**SHORT PROBLEM:** Every line below must be reproduced exactly. Copy them all.

**EXERCISE MATERIAL:**
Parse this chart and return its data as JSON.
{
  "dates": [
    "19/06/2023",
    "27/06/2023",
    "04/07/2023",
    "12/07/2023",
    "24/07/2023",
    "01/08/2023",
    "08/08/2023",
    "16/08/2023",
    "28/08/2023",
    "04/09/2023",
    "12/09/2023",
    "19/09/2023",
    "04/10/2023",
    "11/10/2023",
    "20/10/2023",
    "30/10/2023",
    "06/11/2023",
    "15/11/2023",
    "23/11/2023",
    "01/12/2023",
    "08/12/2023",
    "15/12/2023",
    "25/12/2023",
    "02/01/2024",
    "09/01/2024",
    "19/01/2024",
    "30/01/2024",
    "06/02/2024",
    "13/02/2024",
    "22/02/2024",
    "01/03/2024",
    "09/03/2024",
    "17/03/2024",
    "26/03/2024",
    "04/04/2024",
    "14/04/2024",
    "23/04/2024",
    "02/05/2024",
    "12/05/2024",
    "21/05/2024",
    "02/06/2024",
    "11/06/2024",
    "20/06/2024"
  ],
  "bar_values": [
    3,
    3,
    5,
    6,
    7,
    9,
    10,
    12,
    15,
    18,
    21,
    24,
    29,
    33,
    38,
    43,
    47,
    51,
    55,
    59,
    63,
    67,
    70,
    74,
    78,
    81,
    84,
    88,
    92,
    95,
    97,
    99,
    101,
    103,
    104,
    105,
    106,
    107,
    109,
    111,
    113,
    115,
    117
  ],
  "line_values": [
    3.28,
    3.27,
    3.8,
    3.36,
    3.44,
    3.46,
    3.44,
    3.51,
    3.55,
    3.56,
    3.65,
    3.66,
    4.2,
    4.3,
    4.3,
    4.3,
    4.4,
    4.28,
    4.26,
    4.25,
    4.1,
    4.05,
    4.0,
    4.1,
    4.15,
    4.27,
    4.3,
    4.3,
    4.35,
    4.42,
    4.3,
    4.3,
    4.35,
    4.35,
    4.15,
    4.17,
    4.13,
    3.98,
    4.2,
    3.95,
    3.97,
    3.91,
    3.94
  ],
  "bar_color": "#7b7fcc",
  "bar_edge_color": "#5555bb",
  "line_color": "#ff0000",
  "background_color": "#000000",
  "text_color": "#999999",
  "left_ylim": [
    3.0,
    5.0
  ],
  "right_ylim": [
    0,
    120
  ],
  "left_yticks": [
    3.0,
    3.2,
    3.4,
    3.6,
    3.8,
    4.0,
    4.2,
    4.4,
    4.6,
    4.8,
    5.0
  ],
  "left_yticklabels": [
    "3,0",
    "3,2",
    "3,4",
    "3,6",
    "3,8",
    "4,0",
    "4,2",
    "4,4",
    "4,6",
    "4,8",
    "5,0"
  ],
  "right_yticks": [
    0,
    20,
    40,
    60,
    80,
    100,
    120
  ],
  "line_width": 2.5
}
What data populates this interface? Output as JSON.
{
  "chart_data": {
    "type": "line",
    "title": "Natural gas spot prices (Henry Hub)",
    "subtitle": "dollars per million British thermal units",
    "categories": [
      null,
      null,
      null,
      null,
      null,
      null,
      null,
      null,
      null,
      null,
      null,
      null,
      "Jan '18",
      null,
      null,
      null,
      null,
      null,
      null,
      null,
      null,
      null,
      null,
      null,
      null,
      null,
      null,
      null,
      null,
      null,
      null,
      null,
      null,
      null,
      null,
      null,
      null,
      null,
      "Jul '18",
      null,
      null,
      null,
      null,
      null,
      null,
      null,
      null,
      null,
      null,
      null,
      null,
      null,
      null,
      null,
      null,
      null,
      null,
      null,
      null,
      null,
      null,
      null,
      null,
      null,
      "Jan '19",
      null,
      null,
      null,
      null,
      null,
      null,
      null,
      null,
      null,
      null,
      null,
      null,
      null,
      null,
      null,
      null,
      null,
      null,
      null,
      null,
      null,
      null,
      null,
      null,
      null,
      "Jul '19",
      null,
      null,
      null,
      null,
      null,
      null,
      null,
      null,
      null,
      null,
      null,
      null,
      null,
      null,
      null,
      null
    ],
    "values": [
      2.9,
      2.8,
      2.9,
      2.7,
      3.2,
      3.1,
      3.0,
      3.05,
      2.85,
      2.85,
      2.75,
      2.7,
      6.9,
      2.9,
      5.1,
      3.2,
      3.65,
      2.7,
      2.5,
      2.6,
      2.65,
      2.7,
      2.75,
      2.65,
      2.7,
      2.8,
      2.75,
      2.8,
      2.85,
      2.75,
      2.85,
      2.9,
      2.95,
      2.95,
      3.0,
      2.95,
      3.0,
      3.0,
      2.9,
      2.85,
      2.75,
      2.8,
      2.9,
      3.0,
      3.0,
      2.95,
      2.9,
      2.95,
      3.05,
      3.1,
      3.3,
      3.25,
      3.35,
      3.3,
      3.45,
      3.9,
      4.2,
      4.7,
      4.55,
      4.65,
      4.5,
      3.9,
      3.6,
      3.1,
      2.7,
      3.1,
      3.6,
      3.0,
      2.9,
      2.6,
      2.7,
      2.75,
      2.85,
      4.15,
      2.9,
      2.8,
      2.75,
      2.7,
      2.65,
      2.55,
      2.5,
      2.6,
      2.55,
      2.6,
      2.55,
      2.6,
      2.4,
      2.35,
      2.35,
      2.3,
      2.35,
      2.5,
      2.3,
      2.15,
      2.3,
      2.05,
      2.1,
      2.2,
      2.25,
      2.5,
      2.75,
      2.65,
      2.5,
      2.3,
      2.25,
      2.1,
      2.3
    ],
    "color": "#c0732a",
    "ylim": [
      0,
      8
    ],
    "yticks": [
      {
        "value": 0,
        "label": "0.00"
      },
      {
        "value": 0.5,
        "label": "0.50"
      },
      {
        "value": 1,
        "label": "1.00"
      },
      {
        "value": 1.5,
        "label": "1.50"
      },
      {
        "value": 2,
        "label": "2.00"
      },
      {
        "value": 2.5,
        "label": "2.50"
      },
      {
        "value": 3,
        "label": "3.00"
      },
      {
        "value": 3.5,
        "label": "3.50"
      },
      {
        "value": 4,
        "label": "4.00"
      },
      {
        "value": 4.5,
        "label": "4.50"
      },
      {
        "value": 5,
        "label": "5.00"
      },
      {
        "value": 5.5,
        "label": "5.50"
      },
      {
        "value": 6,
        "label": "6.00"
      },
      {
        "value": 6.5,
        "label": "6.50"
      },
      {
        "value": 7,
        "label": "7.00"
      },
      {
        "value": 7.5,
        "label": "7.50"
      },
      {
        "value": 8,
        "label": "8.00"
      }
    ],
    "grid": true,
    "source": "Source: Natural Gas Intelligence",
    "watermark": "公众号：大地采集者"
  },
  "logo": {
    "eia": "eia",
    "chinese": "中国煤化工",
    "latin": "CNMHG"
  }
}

**FULL ANSWER:**
Parse this chart and return its data as JSON.
{
  "dates": [
    "19/06/2023",
    "27/06/2023",
    "04/07/2023",
    "12/07/2023",
    "24/07/2023",
    "01/08/2023",
    "08/08/2023",
    "16/08/2023",
    "28/08/2023",
    "04/09/2023",
    "12/09/2023",
    "19/09/2023",
    "04/10/2023",
    "11/10/2023",
    "20/10/2023",
    "30/10/2023",
    "06/11/2023",
    "15/11/2023",
    "23/11/2023",
    "01/12/2023",
    "08/12/2023",
    "15/12/2023",
    "25/12/2023",
    "02/01/2024",
    "09/01/2024",
    "19/01/2024",
    "30/01/2024",
    "06/02/2024",
    "13/02/2024",
    "22/02/2024",
    "01/03/2024",
    "09/03/2024",
    "17/03/2024",
    "26/03/2024",
    "04/04/2024",
    "14/04/2024",
    "23/04/2024",
    "02/05/2024",
    "12/05/2024",
    "21/05/2024",
    "02/06/2024",
    "11/06/2024",
    "20/06/2024"
  ],
  "bar_values": [
    3,
    3,
    5,
    6,
    7,
    9,
    10,
    12,
    15,
    18,
    21,
    24,
    29,
    33,
    38,
    43,
    47,
    51,
    55,
    59,
    63,
    67,
    70,
    74,
    78,
    81,
    84,
    88,
    92,
    95,
    97,
    99,
    101,
    103,
    104,
    105,
    106,
    107,
    109,
    111,
    113,
    115,
    117
  ],
  "line_values": [
    3.28,
    3.27,
    3.8,
    3.36,
    3.44,
    3.46,
    3.44,
    3.51,
    3.55,
    3.56,
    3.65,
    3.66,
    4.2,
    4.3,
    4.3,
    4.3,
    4.4,
    4.28,
    4.26,
    4.25,
    4.1,
    4.05,
    4.0,
    4.1,
    4.15,
    4.27,
    4.3,
    4.3,
    4.35,
    4.42,
    4.3,
    4.3,
    4.35,
    4.35,
    4.15,
    4.17,
    4.13,
    3.98,
    4.2,
    3.95,
    3.97,
    3.91,
    3.94
  ],
  "bar_color": "#7b7fcc",
  "bar_edge_color": "#5555bb",
  "line_color": "#ff0000",
  "background_color": "#000000",
  "text_color": "#999999",
  "left_ylim": [
    3.0,
    5.0
  ],
  "right_ylim": [
    0,
    120
  ],
  "left_yticks": [
    3.0,
    3.2,
    3.4,
    3.6,
    3.8,
    4.0,
    4.2,
    4.4,
    4.6,
    4.8,
    5.0
  ],
  "left_yticklabels": [
    "3,0",
    "3,2",
    "3,4",
    "3,6",
    "3,8",
    "4,0",
    "4,2",
    "4,4",
    "4,6",
    "4,8",
    "5,0"
  ],
  "right_yticks": [
    0,
    20,
    40,
    60,
    80,
    100,
    120
  ],
  "line_width": 2.5
}
What data populates this interface? Output as JSON.
{
  "chart_data": {
    "type": "line",
    "title": "Natural gas spot prices (Henry Hub)",
    "subtitle": "dollars per million British thermal units",
    "categories": [
      null,
      null,
      null,
      null,
      null,
      null,
      null,
      null,
      null,
      null,
      null,
      null,
      "Jan '18",
      null,
      null,
      null,
      null,
      null,
      null,
      null,
      null,
      null,
      null,
      null,
      null,
      null,
      null,
      null,
      null,
      null,
      null,
      null,
      null,
      null,
      null,
      null,
      null,
      null,
      "Jul '18",
      null,
      null,
      null,
      null,
      null,
      null,
      null,
      null,
      null,
      null,
      null,
      null,
      null,
      null,
      null,
      null,
      null,
      null,
      null,
      null,
      null,
      null,
      null,
      null,
      null,
      "Jan '19",
      null,
      null,
      null,
      null,
      null,
      null,
      null,
      null,
      null,
      null,
      null,
      null,
      null,
      null,
      null,
      null,
      null,
      null,
      null,
      null,
      null,
      null,
      null,
      null,
      null,
      "Jul '19",
      null,
      null,
      null,
      null,
      null,
      null,
      null,
      null,
      null,
      null,
      null,
      null,
      null,
      null,
      null,
      null
    ],
    "values": [
      2.9,
      2.8,
      2.9,
      2.7,
      3.2,
      3.1,
      3.0,
      3.05,
      2.85,
      2.85,
      2.75,
      2.7,
      6.9,
      2.9,
      5.1,
      3.2,
      3.65,
      2.7,
      2.5,
      2.6,
      2.65,
      2.7,
      2.75,
      2.65,
      2.7,
      2.8,
      2.75,
      2.8,
      2.85,
      2.75,
      2.85,
      2.9,
      2.95,
      2.95,
      3.0,
      2.95,
      3.0,
      3.0,
      2.9,
      2.85,
      2.75,
      2.8,
      2.9,
      3.0,
      3.0,
      2.95,
      2.9,
      2.95,
      3.05,
      3.1,
      3.3,
      3.25,
      3.35,
      3.3,
      3.45,
      3.9,
      4.2,
      4.7,
      4.55,
      4.65,
      4.5,
      3.9,
      3.6,
      3.1,
      2.7,
      3.1,
      3.6,
      3.0,
      2.9,
      2.6,
      2.7,
      2.75,
      2.85,
      4.15,
      2.9,
      2.8,
      2.75,
      2.7,
      2.65,
      2.55,
      2.5,
      2.6,
      2.55,
      2.6,
      2.55,
      2.6,
      2.4,
      2.35,
      2.35,
      2.3,
      2.35,
      2.5,
      2.3,
      2.15,
      2.3,
      2.05,
      2.1,
      2.2,
      2.25,
      2.5,
      2.75,
      2.65,
      2.5,
      2.3,
      2.25,
      2.1,
      2.3
    ],
    "color": "#c0732a",
    "ylim": [
      0,
      8
    ],
    "yticks": [
      {
        "value": 0,
        "label": "0.00"
      },
      {
        "value": 0.5,
        "label": "0.50"
      },
      {
        "value": 1,
        "label": "1.00"
      },
      {
        "value": 1.5,
        "label": "1.50"
      },
      {
        "value": 2,
        "label": "2.00"
      },
      {
        "value": 2.5,
        "label": "2.50"
      },
      {
        "value": 3,
        "label": "3.00"
      },
      {
        "value": 3.5,
        "label": "3.50"
      },
      {
        "value": 4,
        "label": "4.00"
      },
      {
        "value": 4.5,
        "label": "4.50"
      },
      {
        "value": 5,
        "label": "5.00"
      },
      {
        "value": 5.5,
        "label": "5.50"
      },
      {
        "value": 6,
        "label": "6.00"
      },
      {
        "value": 6.5,
        "label": "6.50"
      },
      {
        "value": 7,
        "label": "7.00"
      },
      {
        "value": 7.5,
        "label": "7.50"
      },
      {
        "value": 8,
        "label": "8.00"
      }
    ],
    "grid": true,
    "source": "Source: Natural Gas Intelligence",
    "watermark": "公众号：大地采集者"
  },
  "logo": {
    "eia": "eia",
    "chinese": "中国煤化工",
    "latin": "CNMHG"
  }
}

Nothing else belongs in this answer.